_EXERCISE BRIEF_
Would you quote the material below in full and unchanged?

Records excerpted from a collection:
———

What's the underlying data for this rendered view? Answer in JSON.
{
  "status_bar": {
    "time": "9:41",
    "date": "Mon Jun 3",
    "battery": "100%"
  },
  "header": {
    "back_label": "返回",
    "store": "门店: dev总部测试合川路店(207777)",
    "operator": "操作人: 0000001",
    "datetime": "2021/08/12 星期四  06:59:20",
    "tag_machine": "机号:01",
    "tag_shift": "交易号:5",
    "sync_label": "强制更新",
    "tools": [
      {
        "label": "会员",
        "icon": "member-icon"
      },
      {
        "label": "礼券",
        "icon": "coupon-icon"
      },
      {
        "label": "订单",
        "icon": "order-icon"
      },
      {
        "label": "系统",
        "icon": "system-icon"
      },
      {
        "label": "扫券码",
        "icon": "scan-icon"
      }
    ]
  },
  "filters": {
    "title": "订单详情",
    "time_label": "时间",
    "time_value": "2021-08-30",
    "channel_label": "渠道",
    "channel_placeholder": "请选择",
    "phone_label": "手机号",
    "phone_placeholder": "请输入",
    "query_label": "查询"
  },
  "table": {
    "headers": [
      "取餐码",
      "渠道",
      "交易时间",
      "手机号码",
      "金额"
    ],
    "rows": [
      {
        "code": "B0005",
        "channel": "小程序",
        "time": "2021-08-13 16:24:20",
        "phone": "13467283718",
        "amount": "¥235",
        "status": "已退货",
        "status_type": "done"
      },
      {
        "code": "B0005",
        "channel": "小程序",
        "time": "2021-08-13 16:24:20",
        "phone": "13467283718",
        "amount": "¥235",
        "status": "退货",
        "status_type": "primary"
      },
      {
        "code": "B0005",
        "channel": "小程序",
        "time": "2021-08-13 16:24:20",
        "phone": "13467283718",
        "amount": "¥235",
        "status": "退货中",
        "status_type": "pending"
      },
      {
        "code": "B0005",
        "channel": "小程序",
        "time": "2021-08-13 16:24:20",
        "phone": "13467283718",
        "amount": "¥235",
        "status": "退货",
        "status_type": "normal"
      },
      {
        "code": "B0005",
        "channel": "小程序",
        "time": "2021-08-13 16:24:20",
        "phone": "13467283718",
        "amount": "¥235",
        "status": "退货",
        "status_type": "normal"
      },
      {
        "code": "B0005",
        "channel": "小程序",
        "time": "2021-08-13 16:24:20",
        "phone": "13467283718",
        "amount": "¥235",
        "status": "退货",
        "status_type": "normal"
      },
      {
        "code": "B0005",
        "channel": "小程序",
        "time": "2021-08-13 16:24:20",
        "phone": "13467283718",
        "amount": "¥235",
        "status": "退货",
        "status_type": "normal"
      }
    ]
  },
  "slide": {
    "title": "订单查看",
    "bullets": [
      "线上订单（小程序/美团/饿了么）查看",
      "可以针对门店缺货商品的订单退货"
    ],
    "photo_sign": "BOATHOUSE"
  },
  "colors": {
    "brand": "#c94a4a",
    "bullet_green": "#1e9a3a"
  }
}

———

_RESPONSE FOR THIS EXERCISE_
What's the underlying data for this rendered view? Answer in JSON.
{
  "status_bar": {
    "time": "9:41",
    "date": "Mon Jun 3",
    "battery": "100%"
  },
  "header": {
    "back_label": "返回",
    "store": "门店: dev总部测试合川路店(207777)",
    "operator": "操作人: 0000001",
    "datetime": "2021/08/12 星期四  06:59:20",
    "tag_machine": "机号:01",
    "tag_shift": "交易号:5",
    "sync_label": "强制更新",
    "tools": [
      {
        "label": "会员",
        "icon": "member-icon"
      },
      {
        "label": "礼券",
        "icon": "coupon-icon"
      },
      {
        "label": "订单",
        "icon": "order-icon"
      },
      {
        "label": "系统",
        "icon": "system-icon"
      },
      {
        "label": "扫券码",
        "icon": "scan-icon"
      }
    ]
  },
  "filters": {
    "title": "订单详情",
    "time_label": "时间",
    "time_value": "2021-08-30",
    "channel_label": "渠道",
    "channel_placeholder": "请选择",
    "phone_label": "手机号",
    "phone_placeholder": "请输入",
    "query_label": "查询"
  },
  "table": {
    "headers": [
      "取餐码",
      "渠道",
      "交易时间",
      "手机号码",
      "金额"
    ],
    "rows": [
      {
        "code": "B0005",
        "channel": "小程序",
        "time": "2021-08-13 16:24:20",
        "phone": "13467283718",
        "amount": "¥235",
        "status": "已退货",
        "status_type": "done"
      },
      {
        "code": "B0005",
        "channel": "小程序",
        "time": "2021-08-13 16:24:20",
        "phone": "13467283718",
        "amount": "¥235",
        "status": "退货",
        "status_type": "primary"
      },
      {
        "code": "B0005",
        "channel": "小程序",
        "time": "2021-08-13 16:24:20",
        "phone": "13467283718",
        "amount": "¥235",
        "status": "退货中",
        "status_type": "pending"
      },
      {
        "code": "B0005",
        "channel": "小程序",
        "time": "2021-08-13 16:24:20",
        "phone": "13467283718",
        "amount": "¥235",
        "status": "退货",
        "status_type": "normal"
      },
      {
        "code": "B0005",
        "channel": "小程序",
        "time": "2021-08-13 16:24:20",
        "phone": "13467283718",
        "amount": "¥235",
        "status": "退货",
        "status_type": "normal"
      },
      {
        "code": "B0005",
        "channel": "小程序",
        "time": "2021-08-13 16:24:20",
        "phone": "13467283718",
        "amount": "¥235",
        "status": "退货",
        "status_type": "normal"
      },
      {
        "code": "B0005",
        "channel": "小程序",
        "time": "2021-08-13 16:24:20",
        "phone": "13467283718",
        "amount": "¥235",
        "status": "退货",
        "status_type": "normal"
      }
    ]
  },
  "slide": {
    "title": "订单查看",
    "bullets": [
      "线上订单（小程序/美团/饿了么）查看",
      "可以针对门店缺货商品的订单退货"
    ],
    "photo_sign": "BOATHOUSE"
  },
  "colors": {
    "brand": "#c94a4a",
    "bullet_green": "#1e9a3a"
  }
}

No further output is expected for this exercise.